## STATED PROBLEM
Please restate the following records word for word.

## LISTING
▬▬▬

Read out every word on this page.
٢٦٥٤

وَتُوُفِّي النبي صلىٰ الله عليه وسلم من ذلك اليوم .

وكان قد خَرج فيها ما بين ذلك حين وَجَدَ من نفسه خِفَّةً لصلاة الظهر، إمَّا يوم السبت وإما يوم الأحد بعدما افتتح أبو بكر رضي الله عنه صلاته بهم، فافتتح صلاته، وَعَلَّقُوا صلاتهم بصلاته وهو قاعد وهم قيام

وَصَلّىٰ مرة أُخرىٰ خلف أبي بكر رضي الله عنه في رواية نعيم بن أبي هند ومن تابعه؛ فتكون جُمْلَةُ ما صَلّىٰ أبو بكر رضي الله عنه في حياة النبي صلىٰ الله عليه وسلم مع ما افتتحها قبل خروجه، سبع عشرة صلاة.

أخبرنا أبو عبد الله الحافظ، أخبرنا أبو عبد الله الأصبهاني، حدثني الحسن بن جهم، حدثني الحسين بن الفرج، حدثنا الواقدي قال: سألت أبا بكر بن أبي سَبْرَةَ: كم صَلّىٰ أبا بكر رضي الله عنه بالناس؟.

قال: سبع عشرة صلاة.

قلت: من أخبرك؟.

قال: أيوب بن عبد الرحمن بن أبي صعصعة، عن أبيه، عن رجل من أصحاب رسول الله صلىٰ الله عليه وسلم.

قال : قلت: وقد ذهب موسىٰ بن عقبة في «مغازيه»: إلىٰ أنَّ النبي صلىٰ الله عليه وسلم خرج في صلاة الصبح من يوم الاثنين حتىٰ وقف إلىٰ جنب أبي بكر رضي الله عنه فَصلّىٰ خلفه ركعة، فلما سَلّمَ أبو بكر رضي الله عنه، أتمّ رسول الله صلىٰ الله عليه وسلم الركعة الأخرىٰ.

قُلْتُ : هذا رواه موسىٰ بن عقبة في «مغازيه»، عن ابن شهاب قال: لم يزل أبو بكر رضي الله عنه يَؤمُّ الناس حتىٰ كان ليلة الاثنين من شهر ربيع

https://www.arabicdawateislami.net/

▬▬▬

## SOLUTION FOR THIS PROBLEM
Read out every word on this page.
٢٦٥٤

وَتُوُفِّي النبي صلىٰ الله عليه وسلم من ذلك اليوم .

وكان قد خَرج فيها ما بين ذلك حين وَجَدَ من نفسه خِفَّةً لصلاة الظهر، إمَّا يوم السبت وإما يوم الأحد بعدما افتتح أبو بكر رضي الله عنه صلاته بهم، فافتتح صلاته، وَعَلَّقُوا صلاتهم بصلاته وهو قاعد وهم قيام

وَصَلّىٰ مرة أُخرىٰ خلف أبي بكر رضي الله عنه في رواية نعيم بن أبي هند ومن تابعه؛ فتكون جُمْلَةُ ما صَلّىٰ أبو بكر رضي الله عنه في حياة النبي صلىٰ الله عليه وسلم مع ما افتتحها قبل خروجه، سبع عشرة صلاة.

أخبرنا أبو عبد الله الحافظ، أخبرنا أبو عبد الله الأصبهاني، حدثني الحسن بن جهم، حدثني الحسين بن الفرج، حدثنا الواقدي قال: سألت أبا بكر بن أبي سَبْرَةَ: كم صَلّىٰ أبا بكر رضي الله عنه بالناس؟.

قال: سبع عشرة صلاة.

قلت: من أخبرك؟.

قال: أيوب بن عبد الرحمن بن أبي صعصعة، عن أبيه، عن رجل من أصحاب رسول الله صلىٰ الله عليه وسلم.

قال : قلت: وقد ذهب موسىٰ بن عقبة في «مغازيه»: إلىٰ أنَّ النبي صلىٰ الله عليه وسلم خرج في صلاة الصبح من يوم الاثنين حتىٰ وقف إلىٰ جنب أبي بكر رضي الله عنه فَصلّىٰ خلفه ركعة، فلما سَلّمَ أبو بكر رضي الله عنه، أتمّ رسول الله صلىٰ الله عليه وسلم الركعة الأخرىٰ.

قُلْتُ : هذا رواه موسىٰ بن عقبة في «مغازيه»، عن ابن شهاب قال: لم يزل أبو بكر رضي الله عنه يَؤمُّ الناس حتىٰ كان ليلة الاثنين من شهر ربيع

https://www.arabicdawateislami.net/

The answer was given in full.